--- START Supplied information ---

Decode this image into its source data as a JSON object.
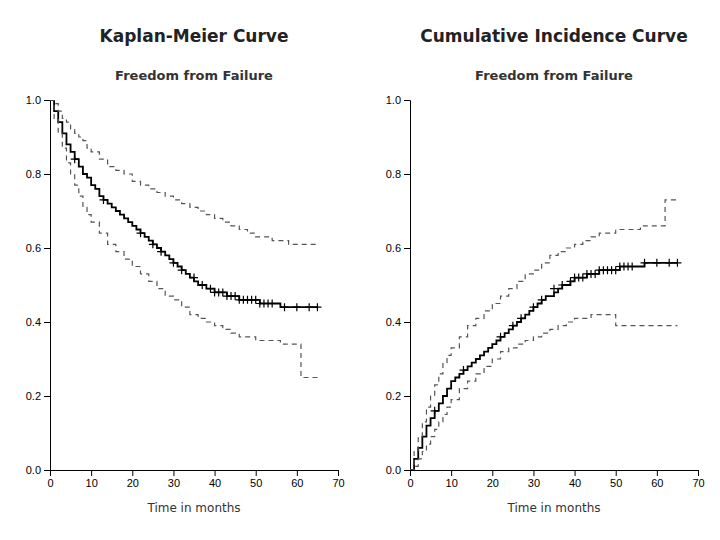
{
  "chart_data": [
    {
      "type": "line",
      "title": "Kaplan-Meier Curve",
      "subtitle": "Freedom from Failure",
      "x_label": "Time in months",
      "xlim": [
        0,
        70
      ],
      "ylim": [
        0.0,
        1.0
      ],
      "xticks": [
        0,
        10,
        20,
        30,
        40,
        50,
        60,
        70
      ],
      "yticks": [
        {
          "value": 0.0,
          "label": "0.0"
        },
        0.2,
        0.4,
        0.6,
        0.8,
        {
          "value": 1.0,
          "label": "1.0"
        }
      ],
      "grid": false,
      "series": [
        {
          "type": "step",
          "color": "#000000",
          "line_style": "solid",
          "x": [
            0,
            1,
            2,
            3,
            4,
            5,
            6,
            7,
            8,
            9,
            10,
            11,
            12,
            13,
            14,
            15,
            16,
            17,
            18,
            19,
            20,
            21,
            22,
            23,
            24,
            25,
            26,
            27,
            28,
            29,
            30,
            31,
            32,
            33,
            34,
            35,
            36,
            37,
            38,
            39,
            40,
            41,
            42,
            43,
            44,
            45,
            46,
            47,
            48,
            49,
            50,
            51,
            52,
            53,
            54,
            55,
            56,
            57,
            58,
            59,
            60,
            61,
            62,
            63,
            65
          ],
          "values": [
            1.0,
            0.97,
            0.94,
            0.91,
            0.88,
            0.86,
            0.84,
            0.82,
            0.8,
            0.79,
            0.77,
            0.76,
            0.74,
            0.73,
            0.72,
            0.71,
            0.7,
            0.69,
            0.68,
            0.67,
            0.66,
            0.65,
            0.64,
            0.63,
            0.62,
            0.61,
            0.6,
            0.59,
            0.58,
            0.57,
            0.56,
            0.55,
            0.54,
            0.53,
            0.52,
            0.51,
            0.5,
            0.5,
            0.49,
            0.49,
            0.48,
            0.48,
            0.48,
            0.47,
            0.47,
            0.47,
            0.46,
            0.46,
            0.46,
            0.46,
            0.46,
            0.45,
            0.45,
            0.45,
            0.45,
            0.45,
            0.44,
            0.44,
            0.44,
            0.44,
            0.44,
            0.44,
            0.44,
            0.44,
            0.44
          ]
        },
        {
          "type": "step",
          "color": "#555555",
          "line_style": "dashed",
          "x": [
            0,
            1,
            2,
            3,
            4,
            5,
            6,
            7,
            8,
            9,
            10,
            12,
            14,
            16,
            18,
            20,
            22,
            24,
            26,
            28,
            30,
            32,
            34,
            36,
            38,
            40,
            42,
            44,
            46,
            48,
            50,
            52,
            54,
            56,
            58,
            60,
            62,
            65
          ],
          "values": [
            1.0,
            0.99,
            0.97,
            0.95,
            0.94,
            0.92,
            0.91,
            0.9,
            0.89,
            0.87,
            0.86,
            0.84,
            0.82,
            0.81,
            0.8,
            0.78,
            0.77,
            0.76,
            0.75,
            0.74,
            0.73,
            0.72,
            0.71,
            0.7,
            0.69,
            0.68,
            0.67,
            0.66,
            0.65,
            0.64,
            0.63,
            0.63,
            0.62,
            0.62,
            0.61,
            0.61,
            0.61,
            0.61
          ]
        },
        {
          "type": "step",
          "color": "#555555",
          "line_style": "dashed",
          "x": [
            0,
            1,
            2,
            3,
            4,
            5,
            6,
            7,
            8,
            9,
            10,
            12,
            14,
            16,
            18,
            20,
            22,
            24,
            26,
            28,
            30,
            32,
            34,
            36,
            38,
            40,
            42,
            44,
            46,
            48,
            50,
            52,
            54,
            56,
            58,
            60,
            61,
            62,
            65
          ],
          "values": [
            1.0,
            0.95,
            0.91,
            0.87,
            0.83,
            0.8,
            0.77,
            0.74,
            0.71,
            0.69,
            0.67,
            0.64,
            0.61,
            0.59,
            0.57,
            0.55,
            0.53,
            0.51,
            0.49,
            0.47,
            0.46,
            0.44,
            0.42,
            0.41,
            0.4,
            0.39,
            0.38,
            0.37,
            0.36,
            0.36,
            0.35,
            0.35,
            0.35,
            0.34,
            0.34,
            0.34,
            0.25,
            0.25,
            0.25
          ]
        },
        {
          "type": "scatter",
          "color": "#000000",
          "marker": "plus",
          "x": [
            6,
            13,
            22,
            25,
            27,
            30,
            32,
            35,
            37,
            39,
            40,
            41,
            42,
            43,
            44,
            45,
            46,
            47,
            48,
            49,
            50,
            51,
            52,
            53,
            54,
            57,
            60,
            63,
            65
          ],
          "values": [
            0.84,
            0.73,
            0.64,
            0.61,
            0.59,
            0.56,
            0.54,
            0.52,
            0.5,
            0.49,
            0.48,
            0.48,
            0.48,
            0.47,
            0.47,
            0.47,
            0.46,
            0.46,
            0.46,
            0.46,
            0.46,
            0.45,
            0.45,
            0.45,
            0.45,
            0.44,
            0.44,
            0.44,
            0.44
          ]
        }
      ]
    },
    {
      "type": "line",
      "title": "Cumulative Incidence Curve",
      "subtitle": "Freedom from Failure",
      "x_label": "Time in months",
      "xlim": [
        0,
        70
      ],
      "ylim": [
        0.0,
        1.0
      ],
      "xticks": [
        0,
        10,
        20,
        30,
        40,
        50,
        60,
        70
      ],
      "yticks": [
        {
          "value": 0.0,
          "label": "0.0"
        },
        0.2,
        0.4,
        0.6,
        0.8,
        {
          "value": 1.0,
          "label": "1.0"
        }
      ],
      "grid": false,
      "series": [
        {
          "type": "step",
          "color": "#000000",
          "line_style": "solid",
          "x": [
            0,
            1,
            2,
            3,
            4,
            5,
            6,
            7,
            8,
            9,
            10,
            11,
            12,
            13,
            14,
            15,
            16,
            17,
            18,
            19,
            20,
            21,
            22,
            23,
            24,
            25,
            26,
            27,
            28,
            29,
            30,
            31,
            32,
            33,
            34,
            35,
            36,
            37,
            38,
            39,
            40,
            41,
            42,
            43,
            44,
            45,
            46,
            47,
            48,
            49,
            50,
            51,
            52,
            53,
            54,
            55,
            56,
            57,
            58,
            59,
            60,
            61,
            62,
            63,
            65
          ],
          "values": [
            0.0,
            0.03,
            0.06,
            0.09,
            0.12,
            0.14,
            0.16,
            0.18,
            0.2,
            0.22,
            0.24,
            0.25,
            0.26,
            0.27,
            0.28,
            0.29,
            0.3,
            0.31,
            0.32,
            0.33,
            0.34,
            0.35,
            0.36,
            0.37,
            0.38,
            0.39,
            0.4,
            0.41,
            0.42,
            0.43,
            0.44,
            0.45,
            0.46,
            0.47,
            0.47,
            0.48,
            0.49,
            0.5,
            0.5,
            0.51,
            0.52,
            0.52,
            0.52,
            0.53,
            0.53,
            0.53,
            0.54,
            0.54,
            0.54,
            0.54,
            0.54,
            0.55,
            0.55,
            0.55,
            0.55,
            0.55,
            0.55,
            0.56,
            0.56,
            0.56,
            0.56,
            0.56,
            0.56,
            0.56,
            0.56
          ]
        },
        {
          "type": "step",
          "color": "#555555",
          "line_style": "dashed",
          "x": [
            0,
            1,
            2,
            3,
            4,
            5,
            6,
            7,
            8,
            9,
            10,
            12,
            14,
            16,
            18,
            20,
            22,
            24,
            26,
            28,
            30,
            32,
            34,
            36,
            38,
            40,
            42,
            44,
            46,
            48,
            50,
            52,
            54,
            56,
            58,
            60,
            61,
            62,
            65
          ],
          "values": [
            0.0,
            0.05,
            0.09,
            0.13,
            0.17,
            0.2,
            0.23,
            0.26,
            0.29,
            0.31,
            0.33,
            0.36,
            0.39,
            0.41,
            0.43,
            0.45,
            0.47,
            0.49,
            0.51,
            0.53,
            0.54,
            0.56,
            0.58,
            0.59,
            0.6,
            0.61,
            0.62,
            0.63,
            0.64,
            0.64,
            0.65,
            0.65,
            0.65,
            0.66,
            0.66,
            0.66,
            0.66,
            0.73,
            0.73
          ]
        },
        {
          "type": "step",
          "color": "#555555",
          "line_style": "dashed",
          "x": [
            0,
            1,
            2,
            3,
            4,
            5,
            6,
            7,
            8,
            9,
            10,
            12,
            14,
            16,
            18,
            20,
            22,
            24,
            26,
            28,
            30,
            32,
            34,
            36,
            38,
            40,
            42,
            44,
            46,
            48,
            50,
            52,
            54,
            56,
            58,
            60,
            62,
            65
          ],
          "values": [
            0.0,
            0.01,
            0.03,
            0.05,
            0.07,
            0.09,
            0.11,
            0.13,
            0.15,
            0.17,
            0.19,
            0.22,
            0.24,
            0.26,
            0.28,
            0.3,
            0.32,
            0.33,
            0.34,
            0.35,
            0.36,
            0.37,
            0.38,
            0.39,
            0.4,
            0.41,
            0.41,
            0.42,
            0.42,
            0.42,
            0.39,
            0.39,
            0.39,
            0.39,
            0.39,
            0.39,
            0.39,
            0.39
          ]
        },
        {
          "type": "scatter",
          "color": "#000000",
          "marker": "plus",
          "x": [
            6,
            13,
            22,
            25,
            27,
            30,
            32,
            35,
            37,
            39,
            40,
            41,
            42,
            43,
            44,
            45,
            46,
            47,
            48,
            49,
            50,
            51,
            52,
            53,
            54,
            57,
            60,
            63,
            65
          ],
          "values": [
            0.16,
            0.27,
            0.36,
            0.39,
            0.41,
            0.44,
            0.46,
            0.49,
            0.5,
            0.51,
            0.52,
            0.52,
            0.52,
            0.53,
            0.53,
            0.53,
            0.54,
            0.54,
            0.54,
            0.54,
            0.54,
            0.55,
            0.55,
            0.55,
            0.55,
            0.56,
            0.56,
            0.56,
            0.56
          ]
        }
      ]
    }
  ]
}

--- END Supplied information ---

▶ [Required task] Look above for every line with the word "Curve" and copy it.

▶ [Response for this exercise]
      "title": "Kaplan-Meier Curve",
      "title": "Cumulative Incidence Curve",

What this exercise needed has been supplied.